* Stored records
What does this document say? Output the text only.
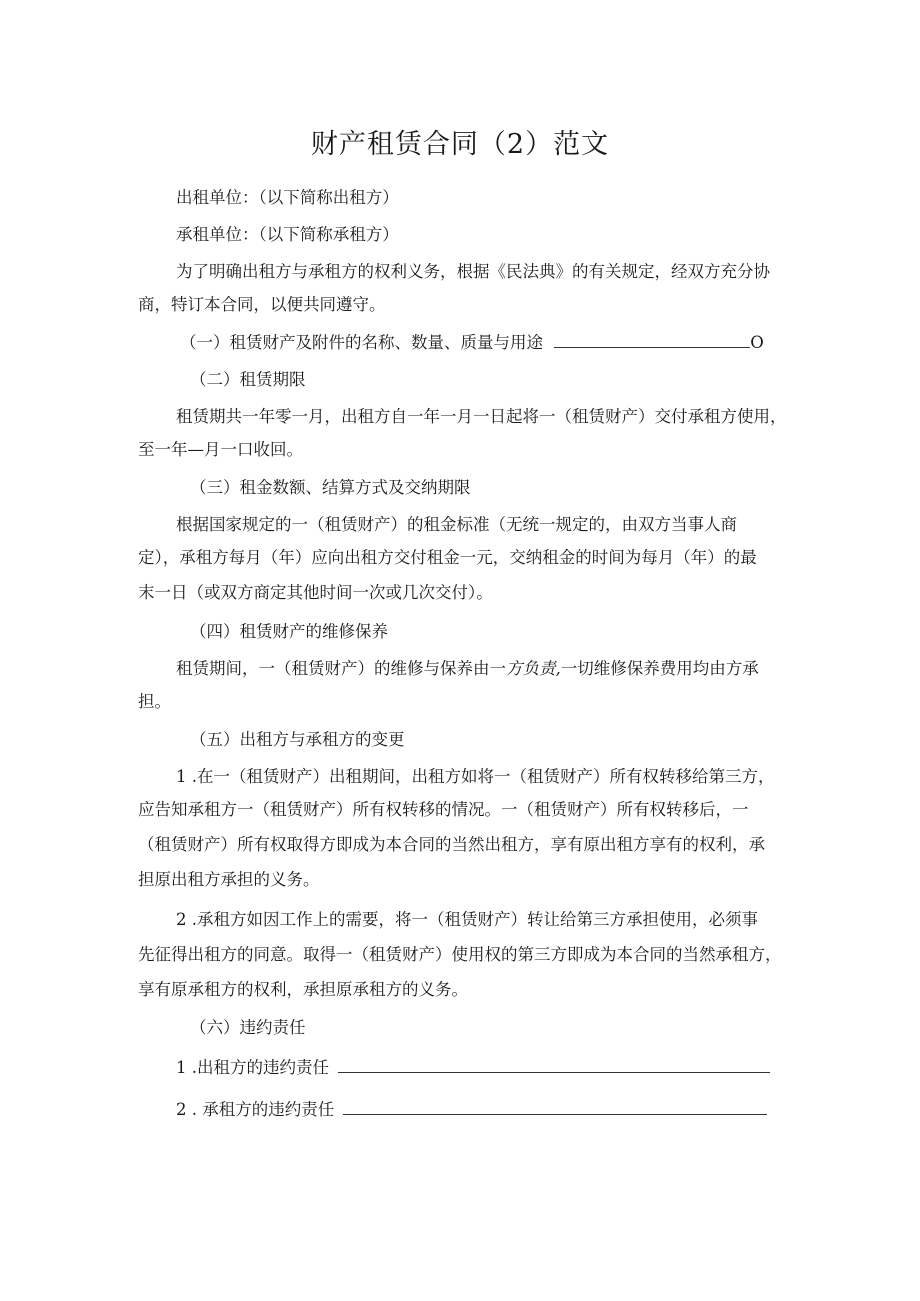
财产租赁合同（2）范文
出租单位：（以下简称出租方）
承租单位：（以下简称承租方）
为了明确出租方与承租方的权利义务，根据《民法典》的有关规定，经双方充分协
商，特订本合同，以便共同遵守。
（一）租赁财产及附件的名称、数量、质量与用途	O
（二）租赁期限
租赁期共一年零一月，出租方自一年一月一日起将一（租赁财产）交付承租方使用，
至一年—月一口收回。
（三）租金数额、结算方式及交纳期限
根据国家规定的一（租赁财产）的租金标准（无统一规定的，由双方当事人商
定），承租方每月（年）应向出租方交付租金一元，交纳租金的时间为每月（年）的最
末一日（或双方商定其他时间一次或几次交付）。
（四）租赁财产的维修保养
租赁期间，一（租赁财产）的维修与保养由一方负责,一切维修保养费用均由方承
担。
（五）出租方与承租方的变更
1 .在一（租赁财产）出租期间，出租方如将一（租赁财产）所有权转移给第三方，
应告知承租方一（租赁财产）所有权转移的情况。一（租赁财产）所有权转移后，一
（租赁财产）所有权取得方即成为本合同的当然出租方，享有原出租方享有的权利，承
担原出租方承担的义务。
2 .承租方如因工作上的需要，将一（租赁财产）转让给第三方承担使用，必须事
先征得出租方的同意。取得一（租赁财产）使用权的第三方即成为本合同的当然承租方，
享有原承租方的权利，承担原承租方的义务。
（六）违约责任
1 .出租方的违约责任
2 . 承租方的违约责任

* Work to do
Transcribe the entries above verbatim, omitting their pictures.

* Exercise response
What does this document say? Output the text only.
财产租赁合同（2）范文
出租单位：（以下简称出租方）
承租单位：（以下简称承租方）
为了明确出租方与承租方的权利义务，根据《民法典》的有关规定，经双方充分协
商，特订本合同，以便共同遵守。
（一）租赁财产及附件的名称、数量、质量与用途	O
（二）租赁期限
租赁期共一年零一月，出租方自一年一月一日起将一（租赁财产）交付承租方使用，
至一年—月一口收回。
（三）租金数额、结算方式及交纳期限
根据国家规定的一（租赁财产）的租金标准（无统一规定的，由双方当事人商
定），承租方每月（年）应向出租方交付租金一元，交纳租金的时间为每月（年）的最
末一日（或双方商定其他时间一次或几次交付）。
（四）租赁财产的维修保养
租赁期间，一（租赁财产）的维修与保养由一方负责,一切维修保养费用均由方承
担。
（五）出租方与承租方的变更
1 .在一（租赁财产）出租期间，出租方如将一（租赁财产）所有权转移给第三方，
应告知承租方一（租赁财产）所有权转移的情况。一（租赁财产）所有权转移后，一
（租赁财产）所有权取得方即成为本合同的当然出租方，享有原出租方享有的权利，承
担原出租方承担的义务。
2 .承租方如因工作上的需要，将一（租赁财产）转让给第三方承担使用，必须事
先征得出租方的同意。取得一（租赁财产）使用权的第三方即成为本合同的当然承租方，
享有原承租方的权利，承担原承租方的义务。
（六）违约责任
1 .出租方的违约责任
2 . 承租方的违约责任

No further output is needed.